GIVEN EXERCISE -> Your task is to output the listing word for word, with pictures excluded.

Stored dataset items
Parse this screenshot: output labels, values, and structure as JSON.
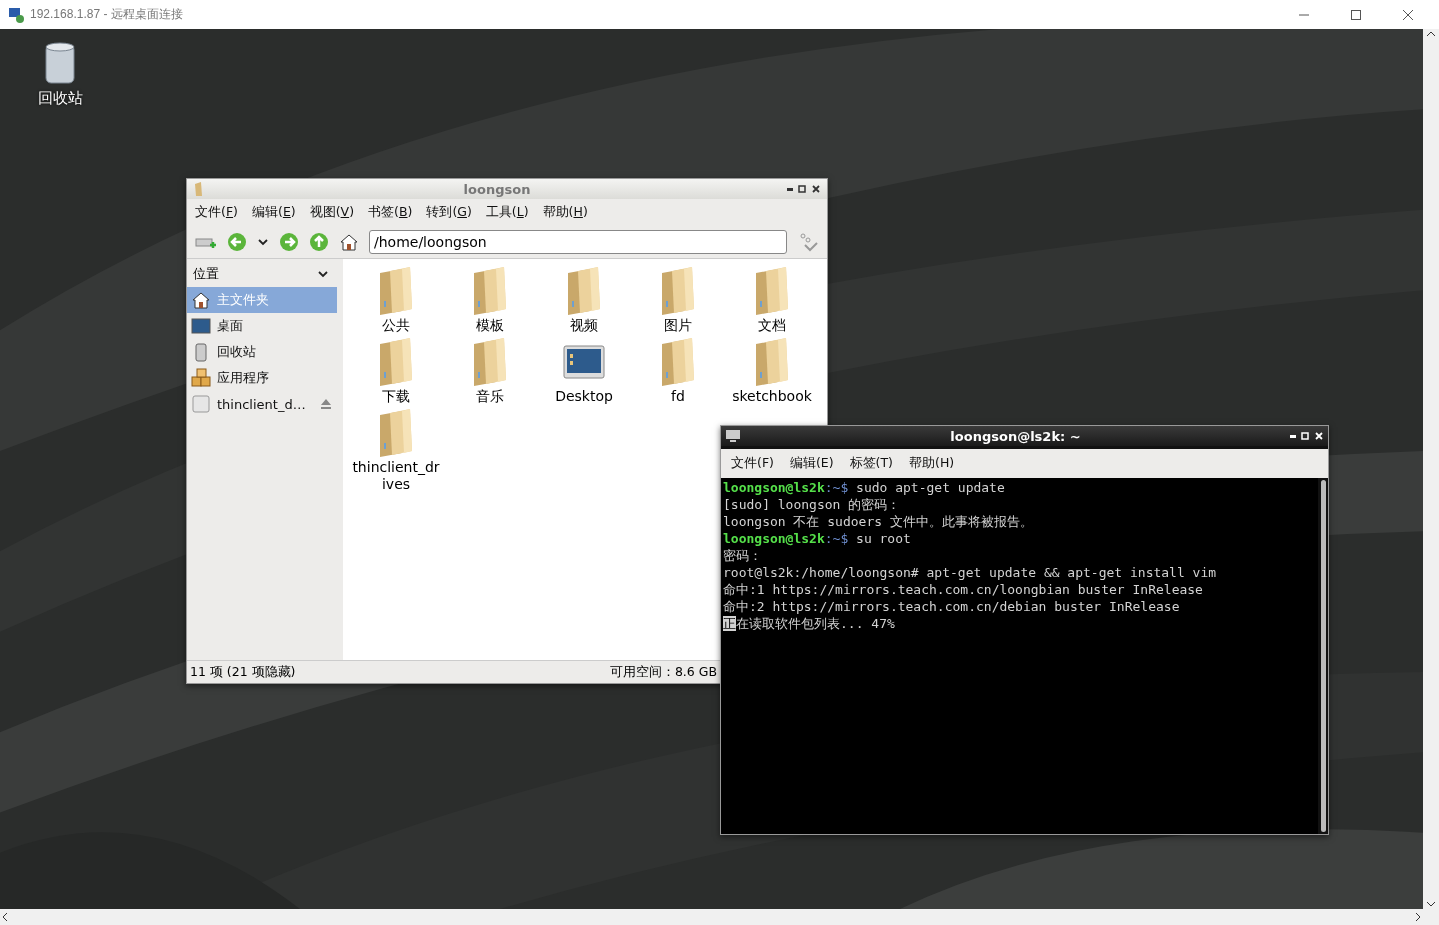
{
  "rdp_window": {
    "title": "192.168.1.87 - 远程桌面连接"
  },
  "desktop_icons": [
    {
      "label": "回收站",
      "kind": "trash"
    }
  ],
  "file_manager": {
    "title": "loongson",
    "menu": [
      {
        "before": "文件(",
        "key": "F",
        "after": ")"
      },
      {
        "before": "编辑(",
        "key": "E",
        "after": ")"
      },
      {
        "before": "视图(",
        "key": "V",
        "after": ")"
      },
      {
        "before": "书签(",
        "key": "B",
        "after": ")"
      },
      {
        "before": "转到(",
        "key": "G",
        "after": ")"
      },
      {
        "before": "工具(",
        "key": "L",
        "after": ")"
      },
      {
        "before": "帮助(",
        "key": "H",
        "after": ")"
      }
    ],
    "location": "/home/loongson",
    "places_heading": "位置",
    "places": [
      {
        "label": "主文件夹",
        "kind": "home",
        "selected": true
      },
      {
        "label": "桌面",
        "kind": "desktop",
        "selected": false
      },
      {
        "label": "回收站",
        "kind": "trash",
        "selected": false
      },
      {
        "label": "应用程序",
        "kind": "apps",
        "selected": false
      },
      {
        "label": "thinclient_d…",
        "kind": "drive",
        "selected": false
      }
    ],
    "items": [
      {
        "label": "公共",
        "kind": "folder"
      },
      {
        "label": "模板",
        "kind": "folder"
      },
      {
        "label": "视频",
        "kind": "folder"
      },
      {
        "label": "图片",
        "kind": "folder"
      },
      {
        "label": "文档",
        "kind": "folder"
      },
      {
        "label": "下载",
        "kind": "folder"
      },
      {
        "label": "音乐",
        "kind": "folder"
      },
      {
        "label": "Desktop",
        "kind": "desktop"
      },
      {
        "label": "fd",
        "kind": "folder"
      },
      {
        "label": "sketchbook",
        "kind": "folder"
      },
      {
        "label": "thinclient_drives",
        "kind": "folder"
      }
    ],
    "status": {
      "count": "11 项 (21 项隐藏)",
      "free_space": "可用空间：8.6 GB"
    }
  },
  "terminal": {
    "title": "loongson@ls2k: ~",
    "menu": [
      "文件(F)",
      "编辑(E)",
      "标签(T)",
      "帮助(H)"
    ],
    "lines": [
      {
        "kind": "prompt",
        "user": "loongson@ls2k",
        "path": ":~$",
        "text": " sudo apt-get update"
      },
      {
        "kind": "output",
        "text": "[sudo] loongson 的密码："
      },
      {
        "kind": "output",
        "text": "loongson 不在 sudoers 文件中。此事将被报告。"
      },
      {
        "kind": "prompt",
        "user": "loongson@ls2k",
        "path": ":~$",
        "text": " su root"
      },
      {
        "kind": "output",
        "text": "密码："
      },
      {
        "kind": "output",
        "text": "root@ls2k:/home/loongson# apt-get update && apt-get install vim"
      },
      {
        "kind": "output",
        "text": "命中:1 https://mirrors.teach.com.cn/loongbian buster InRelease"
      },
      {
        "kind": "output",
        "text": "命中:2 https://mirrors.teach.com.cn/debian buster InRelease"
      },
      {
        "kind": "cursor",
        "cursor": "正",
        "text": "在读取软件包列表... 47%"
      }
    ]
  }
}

COMPLETED EXERCISE ->
Parse this screenshot: output labels, values, and structure as JSON.
{
  "rdp_window": {
    "title": "192.168.1.87 - 远程桌面连接"
  },
  "desktop_icons": [
    {
      "label": "回收站",
      "kind": "trash"
    }
  ],
  "file_manager": {
    "title": "loongson",
    "menu": [
      {
        "before": "文件(",
        "key": "F",
        "after": ")"
      },
      {
        "before": "编辑(",
        "key": "E",
        "after": ")"
      },
      {
        "before": "视图(",
        "key": "V",
        "after": ")"
      },
      {
        "before": "书签(",
        "key": "B",
        "after": ")"
      },
      {
        "before": "转到(",
        "key": "G",
        "after": ")"
      },
      {
        "before": "工具(",
        "key": "L",
        "after": ")"
      },
      {
        "before": "帮助(",
        "key": "H",
        "after": ")"
      }
    ],
    "location": "/home/loongson",
    "places_heading": "位置",
    "places": [
      {
        "label": "主文件夹",
        "kind": "home",
        "selected": true
      },
      {
        "label": "桌面",
        "kind": "desktop",
        "selected": false
      },
      {
        "label": "回收站",
        "kind": "trash",
        "selected": false
      },
      {
        "label": "应用程序",
        "kind": "apps",
        "selected": false
      },
      {
        "label": "thinclient_d…",
        "kind": "drive",
        "selected": false
      }
    ],
    "items": [
      {
        "label": "公共",
        "kind": "folder"
      },
      {
        "label": "模板",
        "kind": "folder"
      },
      {
        "label": "视频",
        "kind": "folder"
      },
      {
        "label": "图片",
        "kind": "folder"
      },
      {
        "label": "文档",
        "kind": "folder"
      },
      {
        "label": "下载",
        "kind": "folder"
      },
      {
        "label": "音乐",
        "kind": "folder"
      },
      {
        "label": "Desktop",
        "kind": "desktop"
      },
      {
        "label": "fd",
        "kind": "folder"
      },
      {
        "label": "sketchbook",
        "kind": "folder"
      },
      {
        "label": "thinclient_drives",
        "kind": "folder"
      }
    ],
    "status": {
      "count": "11 项 (21 项隐藏)",
      "free_space": "可用空间：8.6 GB"
    }
  },
  "terminal": {
    "title": "loongson@ls2k: ~",
    "menu": [
      "文件(F)",
      "编辑(E)",
      "标签(T)",
      "帮助(H)"
    ],
    "lines": [
      {
        "kind": "prompt",
        "user": "loongson@ls2k",
        "path": ":~$",
        "text": " sudo apt-get update"
      },
      {
        "kind": "output",
        "text": "[sudo] loongson 的密码："
      },
      {
        "kind": "output",
        "text": "loongson 不在 sudoers 文件中。此事将被报告。"
      },
      {
        "kind": "prompt",
        "user": "loongson@ls2k",
        "path": ":~$",
        "text": " su root"
      },
      {
        "kind": "output",
        "text": "密码："
      },
      {
        "kind": "output",
        "text": "root@ls2k:/home/loongson# apt-get update && apt-get install vim"
      },
      {
        "kind": "output",
        "text": "命中:1 https://mirrors.teach.com.cn/loongbian buster InRelease"
      },
      {
        "kind": "output",
        "text": "命中:2 https://mirrors.teach.com.cn/debian buster InRelease"
      },
      {
        "kind": "cursor",
        "cursor": "正",
        "text": "在读取软件包列表... 47%"
      }
    ]
  }
}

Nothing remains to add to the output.